◆ Work to do
Give back the full listing, character for character, with no pictures.

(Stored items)
● ● ● ●

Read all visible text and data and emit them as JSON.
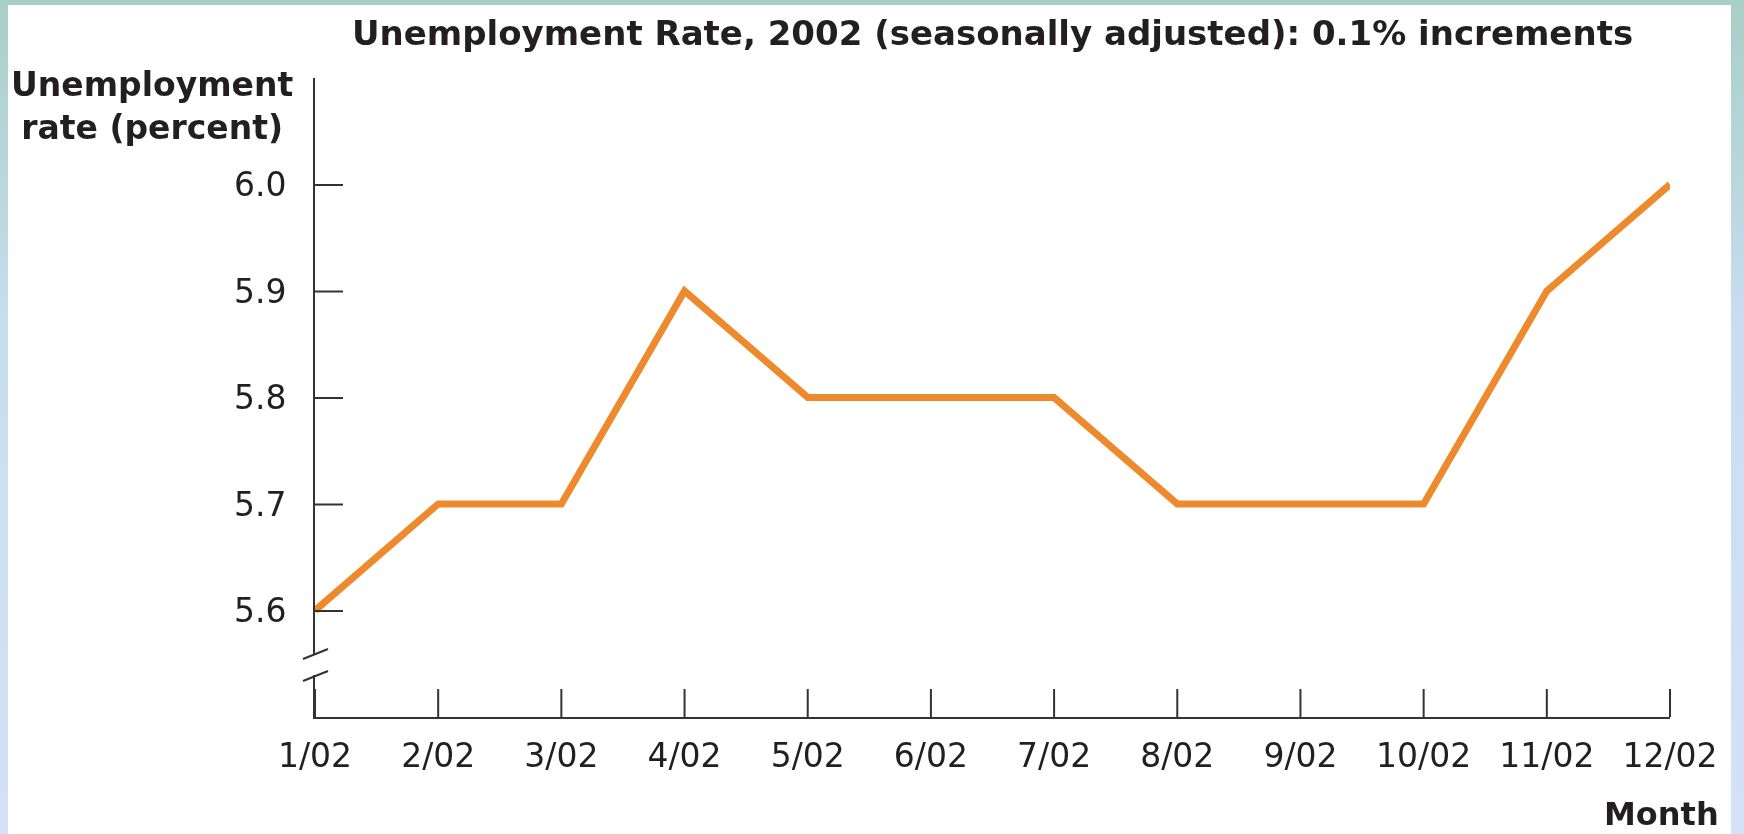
{
  "chart_data": {
    "type": "line",
    "title": "Unemployment Rate, 2002 (seasonally adjusted): 0.1% increments",
    "xlabel": "Month",
    "ylabel": "Unemployment rate (percent)",
    "categories": [
      "1/02",
      "2/02",
      "3/02",
      "4/02",
      "5/02",
      "6/02",
      "7/02",
      "8/02",
      "9/02",
      "10/02",
      "11/02",
      "12/02"
    ],
    "series": [
      {
        "color": "#ee8a2e",
        "values": [
          5.6,
          5.7,
          5.7,
          5.9,
          5.8,
          5.8,
          5.8,
          5.7,
          5.7,
          5.7,
          5.9,
          6.0
        ]
      }
    ],
    "ylim": [
      5.5,
      6.1
    ],
    "yticks": [
      5.6,
      5.7,
      5.8,
      5.9,
      {
        "value": 6.0,
        "label": "6.0"
      }
    ]
  }
}
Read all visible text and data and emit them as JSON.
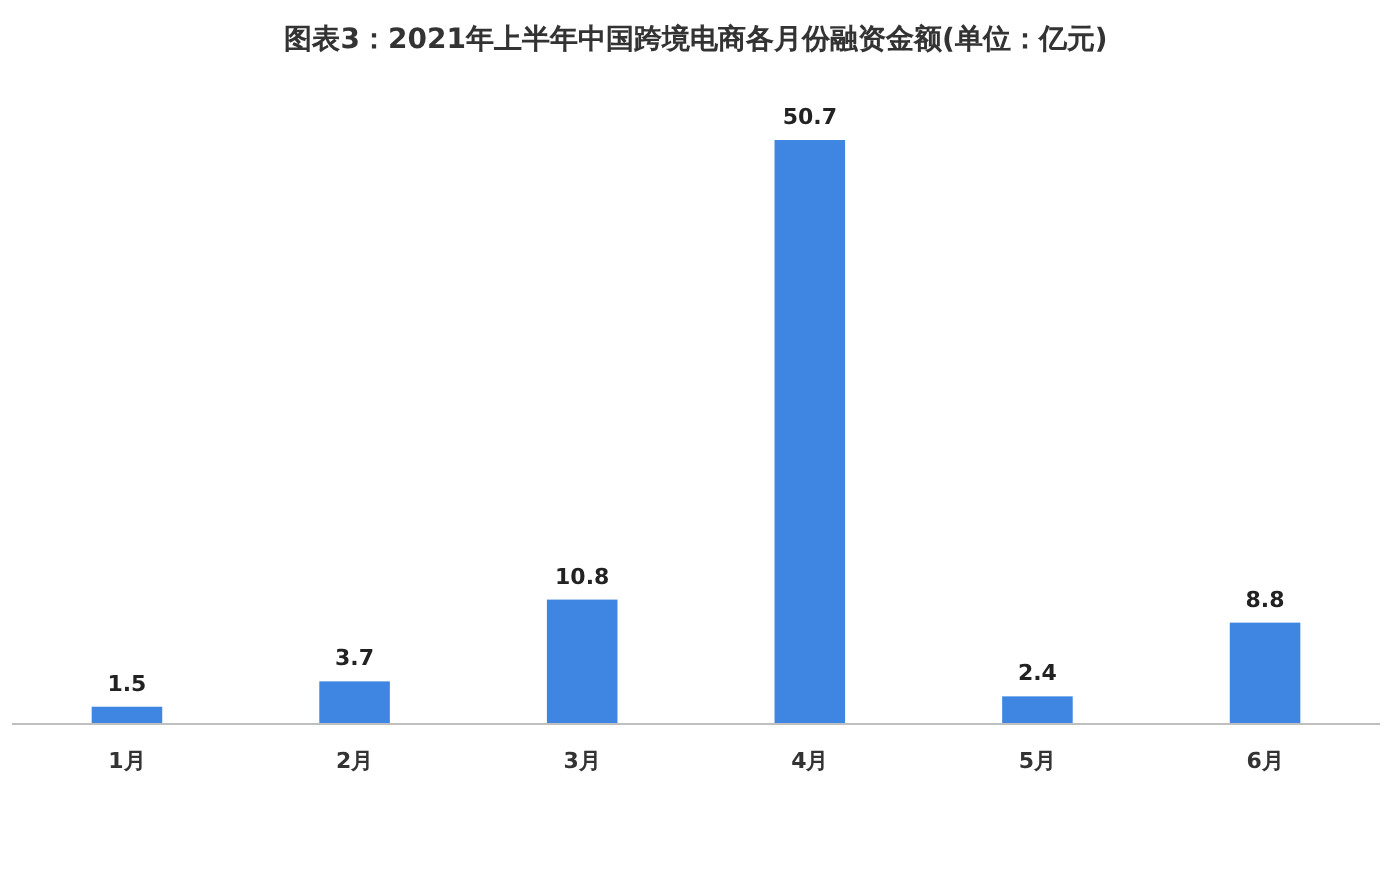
{
  "chart_data": {
    "type": "bar",
    "title": "图表3：2021年上半年中国跨境电商各月份融资金额(单位：亿元)",
    "categories": [
      "1月",
      "2月",
      "3月",
      "4月",
      "5月",
      "6月"
    ],
    "values": [
      1.5,
      3.7,
      10.8,
      50.7,
      2.4,
      8.8
    ],
    "color": "#3f86e3",
    "data_labels": true
  }
}
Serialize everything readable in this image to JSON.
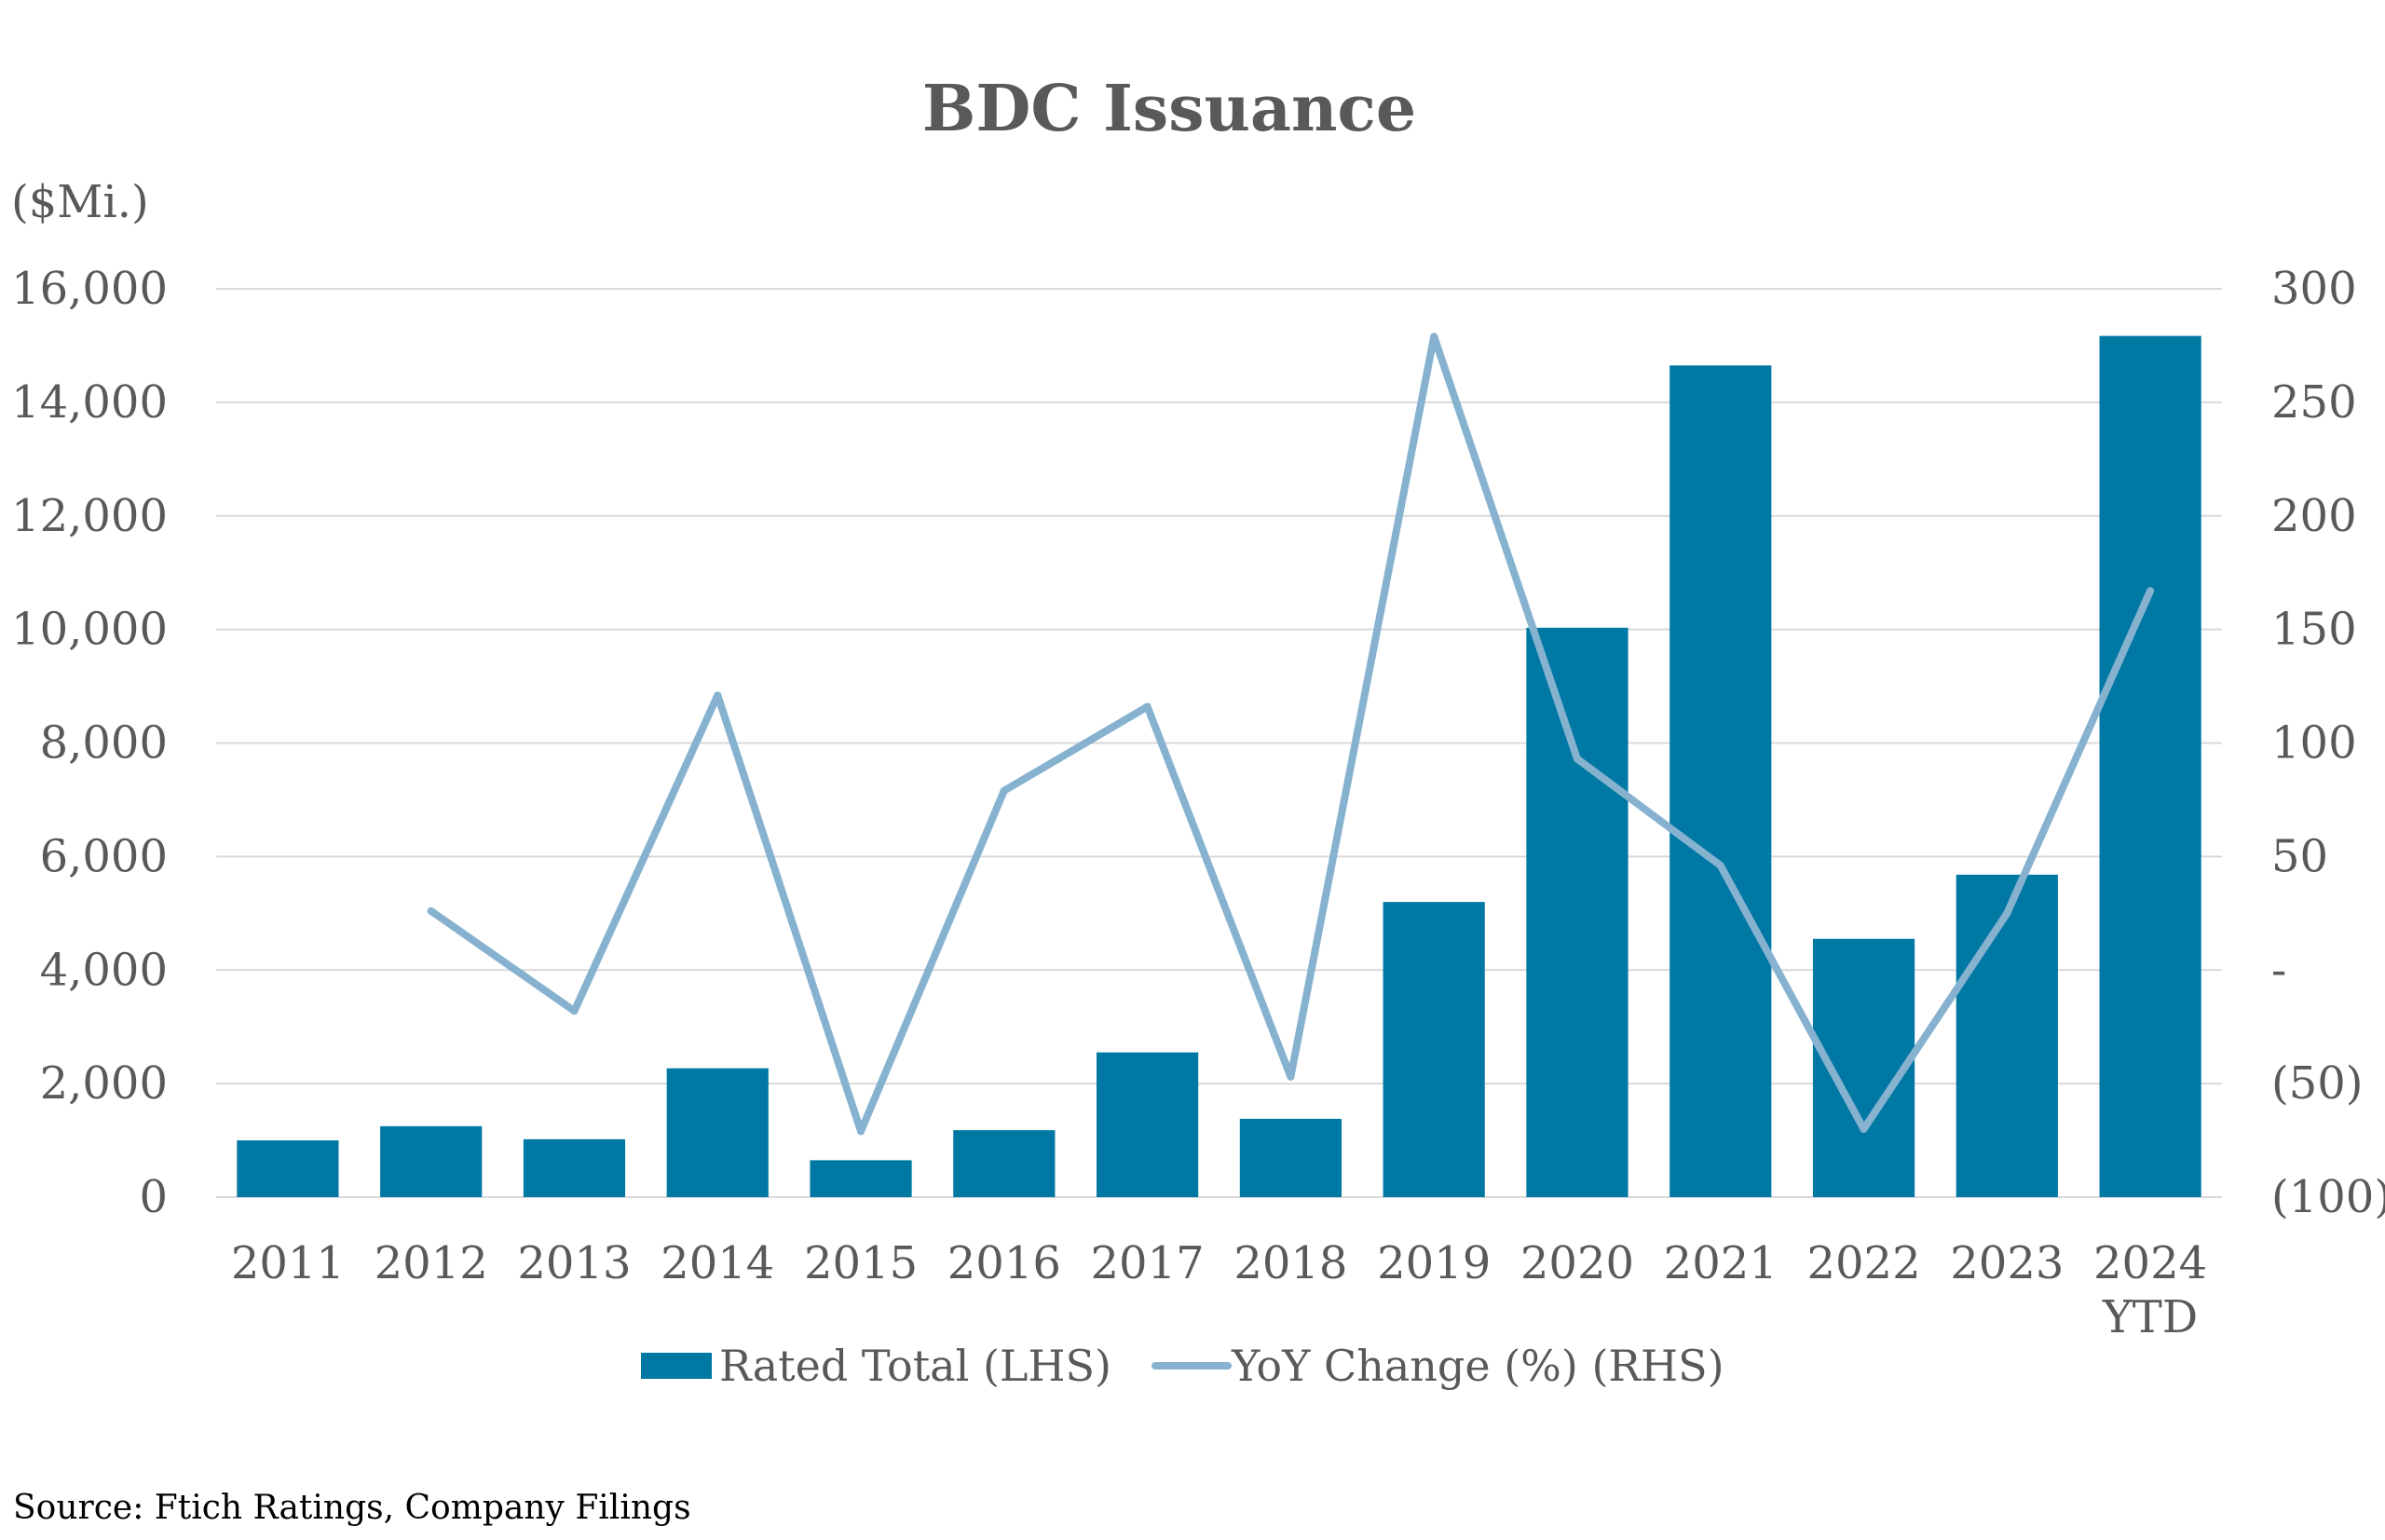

● ● ● ●

◆ Completed exercise
Read all visible text and data and emit them as JSON.
{
  "chart_data": {
    "type": "line",
    "title": "Unemployment Rate, 2002 (seasonally adjusted): 0.1% increments",
    "xlabel": "Month",
    "ylabel": "Unemployment rate (percent)",
    "categories": [
      "1/02",
      "2/02",
      "3/02",
      "4/02",
      "5/02",
      "6/02",
      "7/02",
      "8/02",
      "9/02",
      "10/02",
      "11/02",
      "12/02"
    ],
    "series": [
      {
        "color": "#ee8a2e",
        "values": [
          5.6,
          5.7,
          5.7,
          5.9,
          5.8,
          5.8,
          5.8,
          5.7,
          5.7,
          5.7,
          5.9,
          6.0
        ]
      }
    ],
    "ylim": [
      5.5,
      6.1
    ],
    "yticks": [
      5.6,
      5.7,
      5.8,
      5.9,
      {
        "value": 6.0,
        "label": "6.0"
      }
    ]
  }
}
Read all visible text and data and emit them as JSON.
{
  "chart_data": {
    "type": "bar",
    "title": "图表3：2021年上半年中国跨境电商各月份融资金额(单位：亿元)",
    "categories": [
      "1月",
      "2月",
      "3月",
      "4月",
      "5月",
      "6月"
    ],
    "values": [
      1.5,
      3.7,
      10.8,
      50.7,
      2.4,
      8.8
    ],
    "color": "#3f86e3",
    "data_labels": true
  }
}
Serialize everything readable in this image to JSON.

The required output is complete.